>> start DATA

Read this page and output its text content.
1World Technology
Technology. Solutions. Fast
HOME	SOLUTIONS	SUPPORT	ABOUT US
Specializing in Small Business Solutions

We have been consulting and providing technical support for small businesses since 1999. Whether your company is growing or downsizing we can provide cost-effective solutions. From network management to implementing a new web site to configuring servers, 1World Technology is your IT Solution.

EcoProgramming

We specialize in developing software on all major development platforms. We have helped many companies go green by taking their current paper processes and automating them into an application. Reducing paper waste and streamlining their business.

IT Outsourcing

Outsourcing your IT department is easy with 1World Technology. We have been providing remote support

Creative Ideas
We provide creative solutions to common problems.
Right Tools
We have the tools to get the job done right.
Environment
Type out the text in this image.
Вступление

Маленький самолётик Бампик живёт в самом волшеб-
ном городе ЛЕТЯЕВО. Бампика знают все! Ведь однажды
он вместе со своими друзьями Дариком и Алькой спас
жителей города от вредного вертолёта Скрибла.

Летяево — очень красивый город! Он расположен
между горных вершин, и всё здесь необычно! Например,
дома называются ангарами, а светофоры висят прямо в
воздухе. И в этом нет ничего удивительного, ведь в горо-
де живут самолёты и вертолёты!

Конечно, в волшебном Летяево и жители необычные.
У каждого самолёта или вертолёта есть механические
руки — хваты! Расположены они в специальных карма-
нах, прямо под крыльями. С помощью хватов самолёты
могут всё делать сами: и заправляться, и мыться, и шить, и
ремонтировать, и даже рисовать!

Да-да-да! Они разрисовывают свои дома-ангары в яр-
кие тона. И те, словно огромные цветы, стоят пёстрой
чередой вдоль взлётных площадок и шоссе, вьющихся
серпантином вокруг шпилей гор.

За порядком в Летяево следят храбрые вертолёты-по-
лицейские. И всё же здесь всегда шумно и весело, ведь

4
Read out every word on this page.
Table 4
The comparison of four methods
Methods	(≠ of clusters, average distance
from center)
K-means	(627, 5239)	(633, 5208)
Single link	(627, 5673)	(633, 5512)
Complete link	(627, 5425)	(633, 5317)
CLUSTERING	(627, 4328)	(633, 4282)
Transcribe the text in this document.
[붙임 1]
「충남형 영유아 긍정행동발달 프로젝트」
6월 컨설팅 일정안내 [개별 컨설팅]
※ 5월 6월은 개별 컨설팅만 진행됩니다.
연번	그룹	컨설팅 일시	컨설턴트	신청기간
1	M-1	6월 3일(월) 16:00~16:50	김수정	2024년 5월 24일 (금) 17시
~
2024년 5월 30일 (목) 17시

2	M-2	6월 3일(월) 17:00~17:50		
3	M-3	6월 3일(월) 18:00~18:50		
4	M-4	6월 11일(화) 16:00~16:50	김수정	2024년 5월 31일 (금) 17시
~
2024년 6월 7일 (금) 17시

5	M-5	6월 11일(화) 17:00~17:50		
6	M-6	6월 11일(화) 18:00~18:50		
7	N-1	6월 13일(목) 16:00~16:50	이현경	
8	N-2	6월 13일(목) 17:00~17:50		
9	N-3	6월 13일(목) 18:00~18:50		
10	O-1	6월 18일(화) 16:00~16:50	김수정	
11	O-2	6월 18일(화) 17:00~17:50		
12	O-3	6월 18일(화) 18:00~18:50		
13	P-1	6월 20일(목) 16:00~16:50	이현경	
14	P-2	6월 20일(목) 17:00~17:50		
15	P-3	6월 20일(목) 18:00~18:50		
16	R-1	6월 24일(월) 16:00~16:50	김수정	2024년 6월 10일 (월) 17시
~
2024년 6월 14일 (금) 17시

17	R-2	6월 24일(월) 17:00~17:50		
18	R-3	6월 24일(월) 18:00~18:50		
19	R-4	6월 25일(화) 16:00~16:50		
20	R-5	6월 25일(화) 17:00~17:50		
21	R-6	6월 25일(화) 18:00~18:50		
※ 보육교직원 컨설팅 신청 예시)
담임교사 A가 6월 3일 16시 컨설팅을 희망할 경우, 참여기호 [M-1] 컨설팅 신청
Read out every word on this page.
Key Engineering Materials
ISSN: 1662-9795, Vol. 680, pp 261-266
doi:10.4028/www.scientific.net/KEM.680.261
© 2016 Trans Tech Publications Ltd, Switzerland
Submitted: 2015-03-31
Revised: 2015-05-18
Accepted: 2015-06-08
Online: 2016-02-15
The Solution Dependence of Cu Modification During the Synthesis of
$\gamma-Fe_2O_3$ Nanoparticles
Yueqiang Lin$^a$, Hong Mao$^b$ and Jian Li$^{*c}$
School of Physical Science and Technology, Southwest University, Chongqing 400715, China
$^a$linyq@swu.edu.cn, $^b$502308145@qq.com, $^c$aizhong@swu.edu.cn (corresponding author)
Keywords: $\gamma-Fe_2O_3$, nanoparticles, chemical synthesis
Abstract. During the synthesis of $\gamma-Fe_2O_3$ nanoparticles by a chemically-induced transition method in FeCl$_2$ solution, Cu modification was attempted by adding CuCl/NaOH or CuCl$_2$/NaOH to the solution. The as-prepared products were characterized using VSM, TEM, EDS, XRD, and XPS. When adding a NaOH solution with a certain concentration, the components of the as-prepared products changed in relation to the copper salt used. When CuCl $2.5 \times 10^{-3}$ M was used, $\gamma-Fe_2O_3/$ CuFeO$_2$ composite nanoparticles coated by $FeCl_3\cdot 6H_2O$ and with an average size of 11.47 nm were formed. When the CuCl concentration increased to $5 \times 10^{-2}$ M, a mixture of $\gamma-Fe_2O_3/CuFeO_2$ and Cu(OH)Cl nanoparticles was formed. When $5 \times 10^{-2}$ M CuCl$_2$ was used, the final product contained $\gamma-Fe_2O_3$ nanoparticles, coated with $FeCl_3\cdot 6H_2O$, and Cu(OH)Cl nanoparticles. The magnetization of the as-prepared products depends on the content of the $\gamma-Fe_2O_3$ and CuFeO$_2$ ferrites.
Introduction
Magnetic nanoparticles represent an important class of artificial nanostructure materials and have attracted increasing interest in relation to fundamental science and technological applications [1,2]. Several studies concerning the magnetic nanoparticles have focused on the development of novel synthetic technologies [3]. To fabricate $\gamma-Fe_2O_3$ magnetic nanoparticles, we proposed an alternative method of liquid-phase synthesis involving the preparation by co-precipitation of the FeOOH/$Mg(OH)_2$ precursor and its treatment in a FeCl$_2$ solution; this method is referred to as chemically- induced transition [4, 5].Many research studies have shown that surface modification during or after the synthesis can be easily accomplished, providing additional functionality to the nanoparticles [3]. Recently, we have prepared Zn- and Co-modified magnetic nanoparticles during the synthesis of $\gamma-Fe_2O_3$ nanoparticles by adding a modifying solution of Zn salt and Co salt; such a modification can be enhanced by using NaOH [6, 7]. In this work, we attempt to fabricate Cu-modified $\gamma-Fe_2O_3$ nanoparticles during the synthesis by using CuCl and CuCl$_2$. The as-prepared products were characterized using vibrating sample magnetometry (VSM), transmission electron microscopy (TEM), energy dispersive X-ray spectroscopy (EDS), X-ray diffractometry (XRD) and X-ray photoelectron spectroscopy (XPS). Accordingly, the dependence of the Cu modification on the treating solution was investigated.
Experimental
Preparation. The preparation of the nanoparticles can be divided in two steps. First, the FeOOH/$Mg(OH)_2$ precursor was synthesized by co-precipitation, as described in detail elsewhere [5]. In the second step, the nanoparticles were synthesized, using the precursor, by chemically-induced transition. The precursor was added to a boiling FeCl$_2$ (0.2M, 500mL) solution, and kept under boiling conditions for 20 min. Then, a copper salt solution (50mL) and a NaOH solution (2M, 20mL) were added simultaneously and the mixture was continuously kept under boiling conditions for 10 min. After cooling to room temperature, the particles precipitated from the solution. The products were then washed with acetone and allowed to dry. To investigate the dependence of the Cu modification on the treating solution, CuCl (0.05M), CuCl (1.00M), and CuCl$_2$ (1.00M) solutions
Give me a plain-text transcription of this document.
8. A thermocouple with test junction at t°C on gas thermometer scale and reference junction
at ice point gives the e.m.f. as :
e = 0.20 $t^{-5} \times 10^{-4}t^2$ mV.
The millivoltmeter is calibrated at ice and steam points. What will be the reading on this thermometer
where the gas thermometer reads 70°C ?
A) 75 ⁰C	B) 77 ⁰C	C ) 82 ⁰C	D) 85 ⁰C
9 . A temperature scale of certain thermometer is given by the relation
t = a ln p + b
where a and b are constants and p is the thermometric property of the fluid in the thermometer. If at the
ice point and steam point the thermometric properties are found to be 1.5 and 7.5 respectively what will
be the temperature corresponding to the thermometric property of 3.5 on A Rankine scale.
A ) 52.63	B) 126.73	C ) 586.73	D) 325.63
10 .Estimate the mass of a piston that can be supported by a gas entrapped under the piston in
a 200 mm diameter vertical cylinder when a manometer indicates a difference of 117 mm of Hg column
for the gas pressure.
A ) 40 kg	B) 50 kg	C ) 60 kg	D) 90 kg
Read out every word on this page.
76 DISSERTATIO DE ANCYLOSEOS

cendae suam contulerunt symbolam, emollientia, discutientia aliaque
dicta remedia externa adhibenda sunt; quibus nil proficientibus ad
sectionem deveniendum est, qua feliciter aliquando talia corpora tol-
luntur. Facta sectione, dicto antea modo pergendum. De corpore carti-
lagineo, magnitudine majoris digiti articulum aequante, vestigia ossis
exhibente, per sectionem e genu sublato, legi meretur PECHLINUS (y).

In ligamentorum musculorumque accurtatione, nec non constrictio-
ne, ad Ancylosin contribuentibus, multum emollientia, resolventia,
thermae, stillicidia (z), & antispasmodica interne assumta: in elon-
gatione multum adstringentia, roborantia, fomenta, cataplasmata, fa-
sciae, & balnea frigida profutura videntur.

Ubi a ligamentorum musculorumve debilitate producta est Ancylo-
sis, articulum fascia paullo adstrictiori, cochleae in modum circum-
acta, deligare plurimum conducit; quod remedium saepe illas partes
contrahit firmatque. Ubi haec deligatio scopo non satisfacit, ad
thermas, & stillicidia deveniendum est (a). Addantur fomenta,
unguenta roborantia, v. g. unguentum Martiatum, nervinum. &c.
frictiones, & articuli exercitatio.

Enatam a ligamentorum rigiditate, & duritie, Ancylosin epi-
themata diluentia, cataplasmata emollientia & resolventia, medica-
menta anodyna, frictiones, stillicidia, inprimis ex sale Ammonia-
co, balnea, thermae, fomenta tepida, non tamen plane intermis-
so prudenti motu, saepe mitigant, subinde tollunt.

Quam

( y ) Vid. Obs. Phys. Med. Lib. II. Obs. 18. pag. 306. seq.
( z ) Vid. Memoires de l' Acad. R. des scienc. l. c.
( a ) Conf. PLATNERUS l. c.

>> end DATA

### [EXERCISE GOAL]
List the lines of the material in which the word "вертолёта" occurs.

### [ANSWER FOR THE TASK]
жителей города от вредного вертолёта Скрибла.
У каждого самолёта или вертолёта есть механические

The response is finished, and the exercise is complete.